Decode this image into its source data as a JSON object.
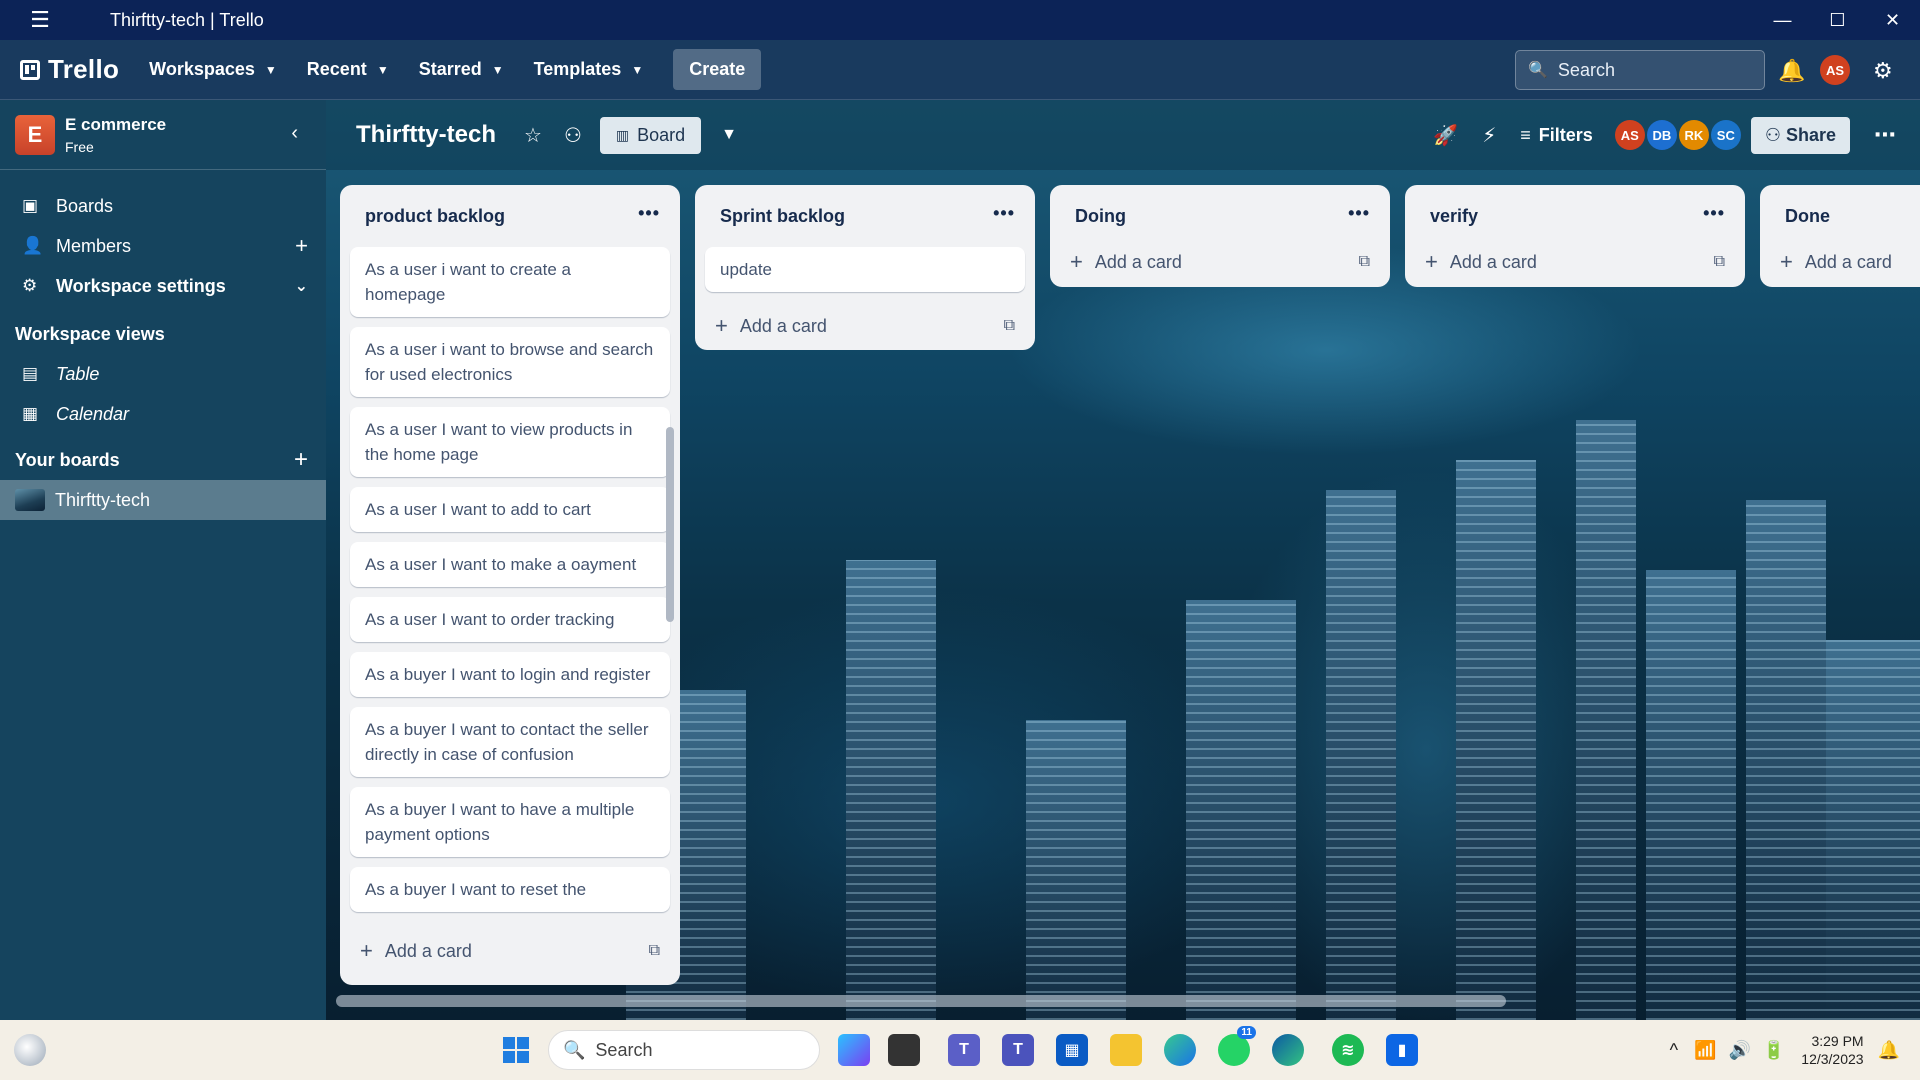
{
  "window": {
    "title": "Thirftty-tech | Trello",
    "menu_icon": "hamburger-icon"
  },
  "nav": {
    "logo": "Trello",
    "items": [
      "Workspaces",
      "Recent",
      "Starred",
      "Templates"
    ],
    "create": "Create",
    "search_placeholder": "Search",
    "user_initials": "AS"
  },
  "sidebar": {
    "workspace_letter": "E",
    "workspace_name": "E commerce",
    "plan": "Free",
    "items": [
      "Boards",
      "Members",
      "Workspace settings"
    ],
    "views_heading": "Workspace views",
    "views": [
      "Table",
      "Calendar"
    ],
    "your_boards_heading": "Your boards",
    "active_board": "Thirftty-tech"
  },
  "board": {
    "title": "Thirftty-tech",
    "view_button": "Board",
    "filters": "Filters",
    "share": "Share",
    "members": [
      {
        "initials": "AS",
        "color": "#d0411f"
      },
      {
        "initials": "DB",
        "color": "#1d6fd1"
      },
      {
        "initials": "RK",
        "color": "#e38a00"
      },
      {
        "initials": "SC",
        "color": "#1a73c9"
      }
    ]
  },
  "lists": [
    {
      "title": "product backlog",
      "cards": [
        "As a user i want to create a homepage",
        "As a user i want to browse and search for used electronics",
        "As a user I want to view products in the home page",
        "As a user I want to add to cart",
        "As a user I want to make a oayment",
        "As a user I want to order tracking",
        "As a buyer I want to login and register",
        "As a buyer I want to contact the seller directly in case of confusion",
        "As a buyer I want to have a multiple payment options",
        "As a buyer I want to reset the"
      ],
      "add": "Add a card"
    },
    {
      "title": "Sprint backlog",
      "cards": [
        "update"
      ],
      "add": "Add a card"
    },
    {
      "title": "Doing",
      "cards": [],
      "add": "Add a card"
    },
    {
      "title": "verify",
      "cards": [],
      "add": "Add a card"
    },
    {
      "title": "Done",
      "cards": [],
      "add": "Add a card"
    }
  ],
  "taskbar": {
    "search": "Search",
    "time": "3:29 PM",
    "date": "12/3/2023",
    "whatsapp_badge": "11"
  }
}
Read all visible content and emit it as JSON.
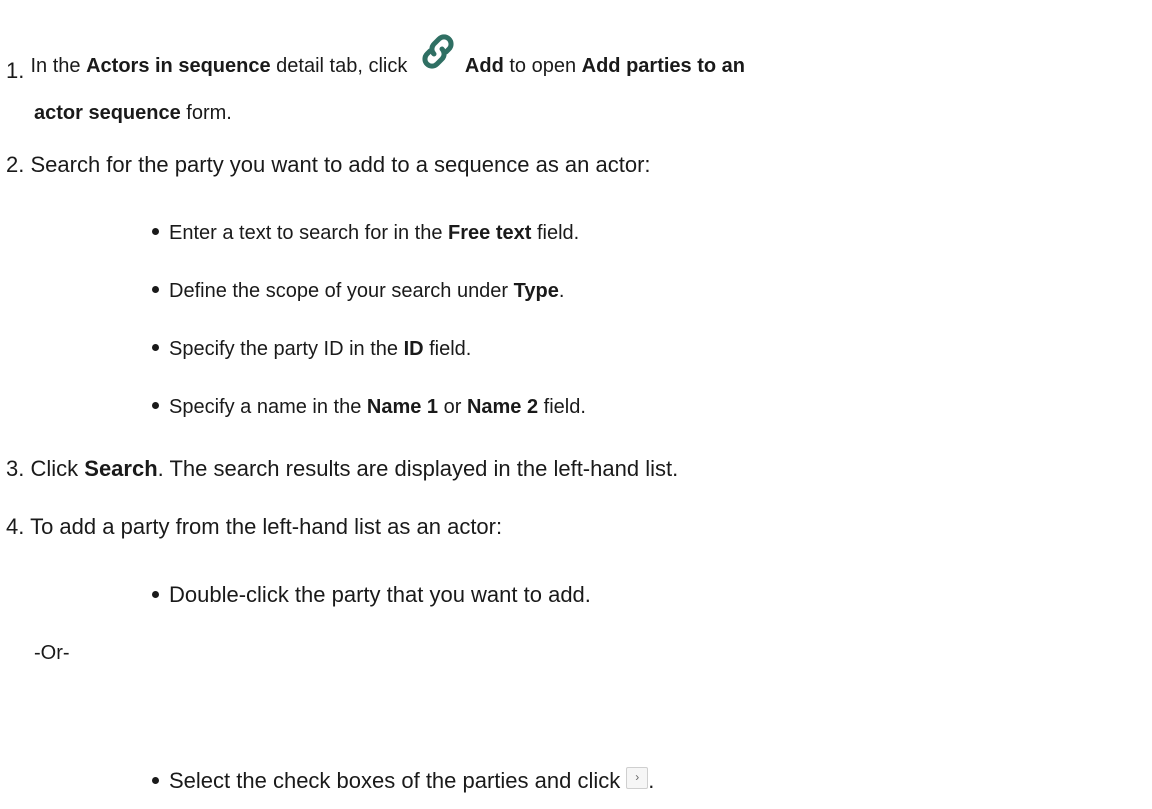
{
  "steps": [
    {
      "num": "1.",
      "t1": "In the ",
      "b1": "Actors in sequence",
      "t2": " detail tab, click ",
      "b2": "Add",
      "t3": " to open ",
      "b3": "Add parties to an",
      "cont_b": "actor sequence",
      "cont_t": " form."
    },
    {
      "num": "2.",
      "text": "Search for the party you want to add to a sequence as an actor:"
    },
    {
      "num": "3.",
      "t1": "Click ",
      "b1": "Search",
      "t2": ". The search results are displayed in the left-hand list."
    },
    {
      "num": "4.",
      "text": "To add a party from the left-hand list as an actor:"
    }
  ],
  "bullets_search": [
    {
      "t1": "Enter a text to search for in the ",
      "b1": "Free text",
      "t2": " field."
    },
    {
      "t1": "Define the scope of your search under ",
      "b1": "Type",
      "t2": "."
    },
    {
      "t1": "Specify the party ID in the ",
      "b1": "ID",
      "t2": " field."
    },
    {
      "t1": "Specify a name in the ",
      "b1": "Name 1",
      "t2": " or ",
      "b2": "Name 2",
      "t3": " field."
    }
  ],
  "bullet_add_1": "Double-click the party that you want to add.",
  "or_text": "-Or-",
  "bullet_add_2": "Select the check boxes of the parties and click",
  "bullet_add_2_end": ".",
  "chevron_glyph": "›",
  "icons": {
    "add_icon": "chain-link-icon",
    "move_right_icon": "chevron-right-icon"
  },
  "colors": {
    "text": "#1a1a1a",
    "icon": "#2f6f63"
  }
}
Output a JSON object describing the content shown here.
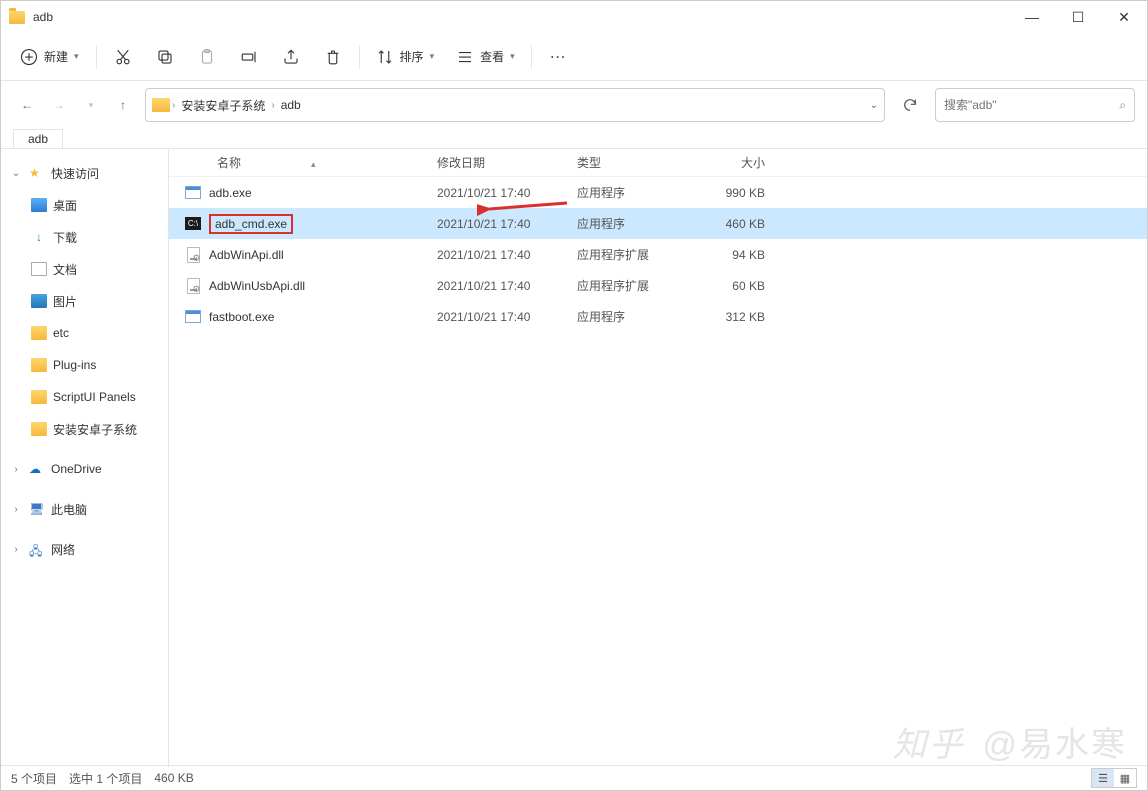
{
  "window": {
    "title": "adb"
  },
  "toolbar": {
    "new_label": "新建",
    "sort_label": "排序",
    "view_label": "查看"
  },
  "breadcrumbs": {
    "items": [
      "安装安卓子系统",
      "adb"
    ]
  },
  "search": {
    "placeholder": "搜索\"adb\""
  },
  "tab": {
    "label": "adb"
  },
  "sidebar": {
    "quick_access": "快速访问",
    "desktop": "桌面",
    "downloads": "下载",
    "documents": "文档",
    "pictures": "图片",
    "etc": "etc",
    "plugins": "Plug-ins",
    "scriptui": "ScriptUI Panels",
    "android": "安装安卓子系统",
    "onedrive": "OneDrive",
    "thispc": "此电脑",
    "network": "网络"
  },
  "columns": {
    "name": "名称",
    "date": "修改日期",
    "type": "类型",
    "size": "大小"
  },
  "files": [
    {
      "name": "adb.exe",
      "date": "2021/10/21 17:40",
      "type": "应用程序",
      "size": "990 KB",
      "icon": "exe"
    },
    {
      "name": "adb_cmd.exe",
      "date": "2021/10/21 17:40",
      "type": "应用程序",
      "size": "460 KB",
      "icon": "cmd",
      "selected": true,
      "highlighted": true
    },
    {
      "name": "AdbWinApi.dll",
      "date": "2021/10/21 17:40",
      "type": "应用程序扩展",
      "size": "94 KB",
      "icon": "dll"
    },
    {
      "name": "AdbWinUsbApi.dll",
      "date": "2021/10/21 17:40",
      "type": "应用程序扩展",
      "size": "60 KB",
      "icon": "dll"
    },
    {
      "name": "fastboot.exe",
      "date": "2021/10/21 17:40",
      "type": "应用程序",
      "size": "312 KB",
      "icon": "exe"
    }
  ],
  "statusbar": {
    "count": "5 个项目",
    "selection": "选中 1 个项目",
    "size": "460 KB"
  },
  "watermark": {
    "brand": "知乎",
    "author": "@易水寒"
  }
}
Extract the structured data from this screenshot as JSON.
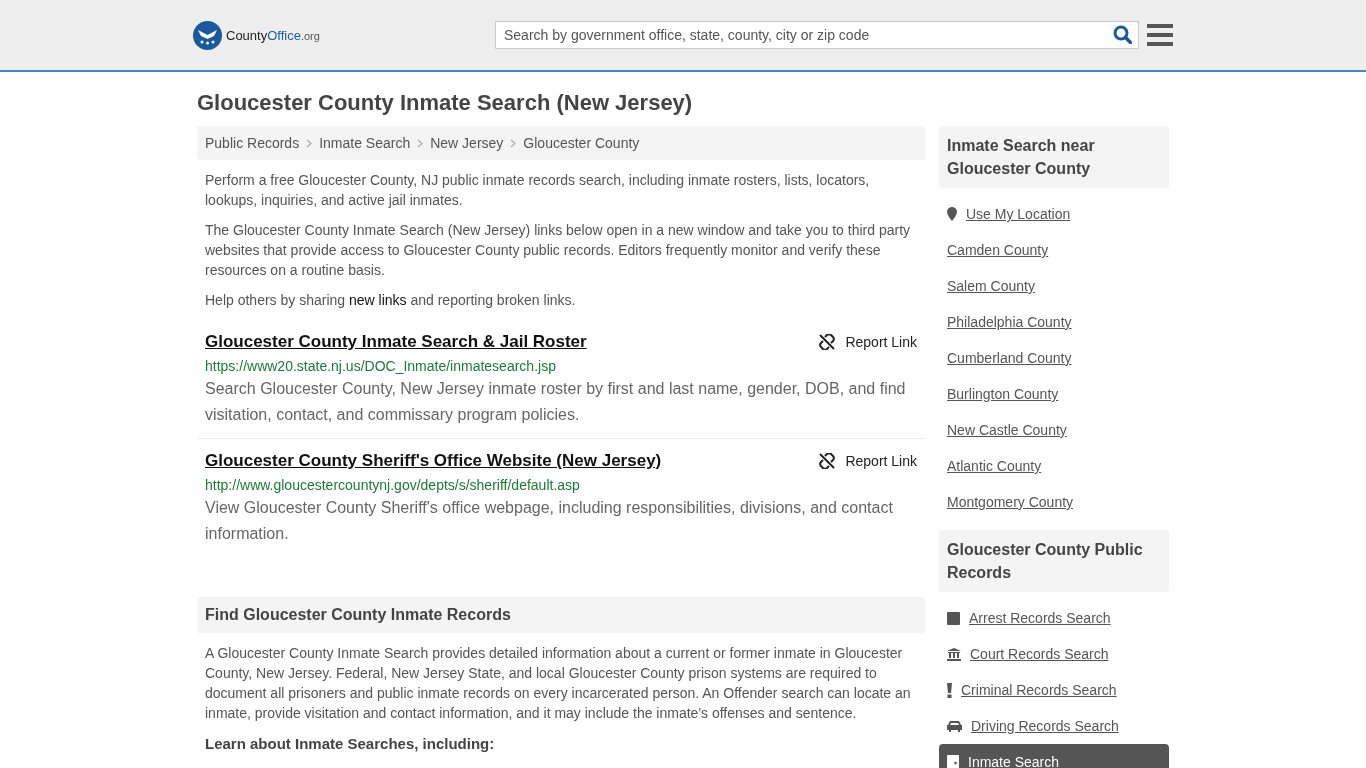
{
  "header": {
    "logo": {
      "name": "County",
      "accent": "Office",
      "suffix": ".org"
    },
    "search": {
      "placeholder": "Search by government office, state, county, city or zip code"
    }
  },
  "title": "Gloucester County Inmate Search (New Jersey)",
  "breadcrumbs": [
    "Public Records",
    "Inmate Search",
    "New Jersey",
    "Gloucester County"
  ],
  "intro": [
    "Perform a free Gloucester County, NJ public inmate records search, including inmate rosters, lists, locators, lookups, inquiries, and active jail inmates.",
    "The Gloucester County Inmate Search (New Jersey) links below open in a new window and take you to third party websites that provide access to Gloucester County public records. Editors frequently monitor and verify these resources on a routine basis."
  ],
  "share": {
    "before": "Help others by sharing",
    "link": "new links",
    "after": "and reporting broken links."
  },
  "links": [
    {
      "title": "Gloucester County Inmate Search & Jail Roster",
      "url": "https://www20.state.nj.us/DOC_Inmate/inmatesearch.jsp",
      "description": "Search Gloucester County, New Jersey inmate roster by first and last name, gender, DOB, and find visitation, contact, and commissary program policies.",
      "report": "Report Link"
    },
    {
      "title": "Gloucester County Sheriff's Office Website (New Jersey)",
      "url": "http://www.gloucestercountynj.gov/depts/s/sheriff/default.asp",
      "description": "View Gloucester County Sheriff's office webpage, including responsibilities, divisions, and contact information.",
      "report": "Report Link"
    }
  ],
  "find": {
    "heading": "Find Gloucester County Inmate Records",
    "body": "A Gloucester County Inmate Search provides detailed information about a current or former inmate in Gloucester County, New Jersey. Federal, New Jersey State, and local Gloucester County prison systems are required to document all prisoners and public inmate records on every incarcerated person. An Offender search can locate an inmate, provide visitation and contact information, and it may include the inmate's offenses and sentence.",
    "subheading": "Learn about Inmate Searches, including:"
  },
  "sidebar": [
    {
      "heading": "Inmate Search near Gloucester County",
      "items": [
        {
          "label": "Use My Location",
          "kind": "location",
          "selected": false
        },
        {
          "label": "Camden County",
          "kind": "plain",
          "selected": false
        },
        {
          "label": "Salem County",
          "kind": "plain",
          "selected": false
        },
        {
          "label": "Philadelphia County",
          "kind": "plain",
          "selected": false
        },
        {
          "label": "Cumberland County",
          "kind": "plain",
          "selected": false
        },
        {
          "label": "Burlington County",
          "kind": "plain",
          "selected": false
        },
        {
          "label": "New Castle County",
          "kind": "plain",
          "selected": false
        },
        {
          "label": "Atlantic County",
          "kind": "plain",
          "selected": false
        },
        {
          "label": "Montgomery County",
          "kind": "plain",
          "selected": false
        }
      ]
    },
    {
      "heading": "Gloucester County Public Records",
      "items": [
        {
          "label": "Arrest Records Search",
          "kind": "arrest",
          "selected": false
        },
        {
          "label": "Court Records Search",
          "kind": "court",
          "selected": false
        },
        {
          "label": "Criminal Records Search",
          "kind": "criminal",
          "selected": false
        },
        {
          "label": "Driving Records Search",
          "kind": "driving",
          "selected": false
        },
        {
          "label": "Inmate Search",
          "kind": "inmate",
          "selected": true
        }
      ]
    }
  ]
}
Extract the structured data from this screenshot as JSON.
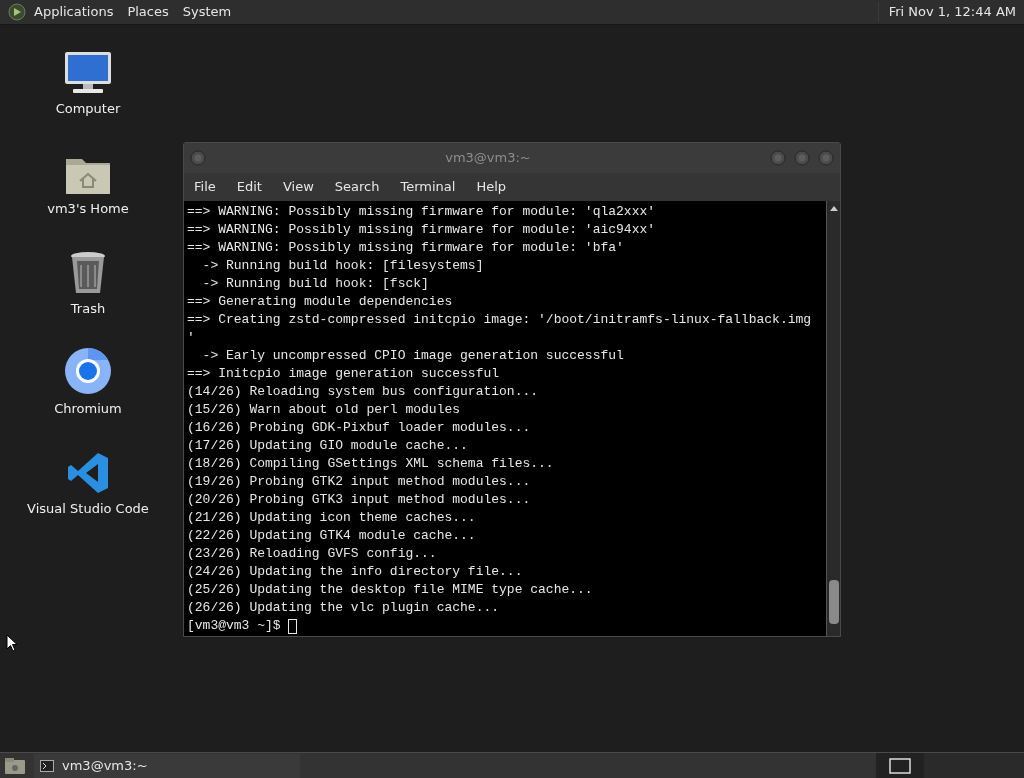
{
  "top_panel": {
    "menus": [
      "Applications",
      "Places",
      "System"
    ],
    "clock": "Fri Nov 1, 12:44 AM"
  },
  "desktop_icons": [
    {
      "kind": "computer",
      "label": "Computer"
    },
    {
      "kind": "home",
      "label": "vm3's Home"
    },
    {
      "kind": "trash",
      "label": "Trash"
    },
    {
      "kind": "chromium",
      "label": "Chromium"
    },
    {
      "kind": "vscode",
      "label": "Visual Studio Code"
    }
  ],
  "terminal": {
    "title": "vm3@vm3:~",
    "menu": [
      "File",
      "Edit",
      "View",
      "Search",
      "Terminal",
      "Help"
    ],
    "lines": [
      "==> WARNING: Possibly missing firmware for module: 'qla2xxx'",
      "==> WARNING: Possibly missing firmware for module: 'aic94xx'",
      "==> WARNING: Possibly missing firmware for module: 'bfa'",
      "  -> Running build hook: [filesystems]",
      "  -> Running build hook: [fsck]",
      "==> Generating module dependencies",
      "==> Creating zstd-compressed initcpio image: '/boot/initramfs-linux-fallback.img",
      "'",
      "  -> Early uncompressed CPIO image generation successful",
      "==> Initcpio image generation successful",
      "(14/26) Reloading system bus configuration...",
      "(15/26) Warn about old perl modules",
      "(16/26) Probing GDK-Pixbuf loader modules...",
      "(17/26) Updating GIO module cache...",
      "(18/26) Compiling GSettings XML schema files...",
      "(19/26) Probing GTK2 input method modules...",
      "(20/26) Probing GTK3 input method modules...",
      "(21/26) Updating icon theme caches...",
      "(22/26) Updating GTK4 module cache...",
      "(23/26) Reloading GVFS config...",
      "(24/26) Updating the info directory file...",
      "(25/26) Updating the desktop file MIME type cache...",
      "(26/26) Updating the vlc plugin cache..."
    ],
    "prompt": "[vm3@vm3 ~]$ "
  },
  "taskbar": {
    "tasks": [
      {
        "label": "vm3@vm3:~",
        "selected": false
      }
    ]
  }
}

■ AIM OF THE TASK ■
Look over the records above and copy each line that includes the string "want".

■ TASK ANSWER ■
        "As a user i want to create a homepage",
        "As a user i want to browse and search for used electronics",
        "As a user I want to view products in the home page",
        "As a user I want to add to cart",
        "As a user I want to make a oayment",
        "As a user I want to order tracking",
        "As a buyer I want to login and register",
        "As a buyer I want to contact the seller directly in case of confusion",
        "As a buyer I want to have a multiple payment options",
        "As a buyer I want to reset the"
      "text": "Search for the party you want to add to a sequence as an actor:"
  "bullet_add_1": "Double-click the party that you want to add.",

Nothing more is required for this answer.